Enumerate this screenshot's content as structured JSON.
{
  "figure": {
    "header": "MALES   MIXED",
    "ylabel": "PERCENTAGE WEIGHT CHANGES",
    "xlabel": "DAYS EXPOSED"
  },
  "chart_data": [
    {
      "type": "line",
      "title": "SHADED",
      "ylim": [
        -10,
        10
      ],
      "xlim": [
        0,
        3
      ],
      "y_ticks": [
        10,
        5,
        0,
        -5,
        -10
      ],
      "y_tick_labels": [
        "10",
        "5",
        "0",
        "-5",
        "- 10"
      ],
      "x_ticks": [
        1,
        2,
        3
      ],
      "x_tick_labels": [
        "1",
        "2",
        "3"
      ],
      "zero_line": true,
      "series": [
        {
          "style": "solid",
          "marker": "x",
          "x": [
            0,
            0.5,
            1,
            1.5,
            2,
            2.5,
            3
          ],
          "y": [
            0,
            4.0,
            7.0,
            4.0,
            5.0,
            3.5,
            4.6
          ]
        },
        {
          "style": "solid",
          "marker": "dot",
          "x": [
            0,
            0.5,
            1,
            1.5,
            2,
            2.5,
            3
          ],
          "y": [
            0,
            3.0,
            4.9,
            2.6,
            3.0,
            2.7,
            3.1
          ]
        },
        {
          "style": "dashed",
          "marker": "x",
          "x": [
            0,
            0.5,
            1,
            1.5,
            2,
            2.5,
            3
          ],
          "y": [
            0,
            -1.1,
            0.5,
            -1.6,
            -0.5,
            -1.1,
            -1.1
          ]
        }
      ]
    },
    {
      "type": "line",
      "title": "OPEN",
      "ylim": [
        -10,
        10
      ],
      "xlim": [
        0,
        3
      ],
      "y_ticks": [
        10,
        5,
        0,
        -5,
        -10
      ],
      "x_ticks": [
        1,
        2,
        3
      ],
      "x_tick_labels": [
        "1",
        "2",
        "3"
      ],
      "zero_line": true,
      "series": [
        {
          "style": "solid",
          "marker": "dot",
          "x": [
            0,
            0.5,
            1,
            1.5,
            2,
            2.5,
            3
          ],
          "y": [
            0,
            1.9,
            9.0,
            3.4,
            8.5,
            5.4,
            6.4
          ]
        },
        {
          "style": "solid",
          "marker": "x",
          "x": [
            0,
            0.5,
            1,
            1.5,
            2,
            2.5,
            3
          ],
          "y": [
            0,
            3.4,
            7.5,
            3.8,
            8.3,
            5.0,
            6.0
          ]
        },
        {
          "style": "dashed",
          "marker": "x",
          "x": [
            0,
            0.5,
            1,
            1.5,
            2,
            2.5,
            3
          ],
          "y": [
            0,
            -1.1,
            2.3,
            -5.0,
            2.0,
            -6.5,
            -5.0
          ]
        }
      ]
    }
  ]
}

EXERCISE BRIEF: Output each entry precisely as given.

RESPONSE BELOW:
Enumerate this screenshot's content as structured JSON.
{
  "figure": {
    "header": "MALES   MIXED",
    "ylabel": "PERCENTAGE WEIGHT CHANGES",
    "xlabel": "DAYS EXPOSED"
  },
  "chart_data": [
    {
      "type": "line",
      "title": "SHADED",
      "ylim": [
        -10,
        10
      ],
      "xlim": [
        0,
        3
      ],
      "y_ticks": [
        10,
        5,
        0,
        -5,
        -10
      ],
      "y_tick_labels": [
        "10",
        "5",
        "0",
        "-5",
        "- 10"
      ],
      "x_ticks": [
        1,
        2,
        3
      ],
      "x_tick_labels": [
        "1",
        "2",
        "3"
      ],
      "zero_line": true,
      "series": [
        {
          "style": "solid",
          "marker": "x",
          "x": [
            0,
            0.5,
            1,
            1.5,
            2,
            2.5,
            3
          ],
          "y": [
            0,
            4.0,
            7.0,
            4.0,
            5.0,
            3.5,
            4.6
          ]
        },
        {
          "style": "solid",
          "marker": "dot",
          "x": [
            0,
            0.5,
            1,
            1.5,
            2,
            2.5,
            3
          ],
          "y": [
            0,
            3.0,
            4.9,
            2.6,
            3.0,
            2.7,
            3.1
          ]
        },
        {
          "style": "dashed",
          "marker": "x",
          "x": [
            0,
            0.5,
            1,
            1.5,
            2,
            2.5,
            3
          ],
          "y": [
            0,
            -1.1,
            0.5,
            -1.6,
            -0.5,
            -1.1,
            -1.1
          ]
        }
      ]
    },
    {
      "type": "line",
      "title": "OPEN",
      "ylim": [
        -10,
        10
      ],
      "xlim": [
        0,
        3
      ],
      "y_ticks": [
        10,
        5,
        0,
        -5,
        -10
      ],
      "x_ticks": [
        1,
        2,
        3
      ],
      "x_tick_labels": [
        "1",
        "2",
        "3"
      ],
      "zero_line": true,
      "series": [
        {
          "style": "solid",
          "marker": "dot",
          "x": [
            0,
            0.5,
            1,
            1.5,
            2,
            2.5,
            3
          ],
          "y": [
            0,
            1.9,
            9.0,
            3.4,
            8.5,
            5.4,
            6.4
          ]
        },
        {
          "style": "solid",
          "marker": "x",
          "x": [
            0,
            0.5,
            1,
            1.5,
            2,
            2.5,
            3
          ],
          "y": [
            0,
            3.4,
            7.5,
            3.8,
            8.3,
            5.0,
            6.0
          ]
        },
        {
          "style": "dashed",
          "marker": "x",
          "x": [
            0,
            0.5,
            1,
            1.5,
            2,
            2.5,
            3
          ],
          "y": [
            0,
            -1.1,
            2.3,
            -5.0,
            2.0,
            -6.5,
            -5.0
          ]
        }
      ]
    }
  ]
}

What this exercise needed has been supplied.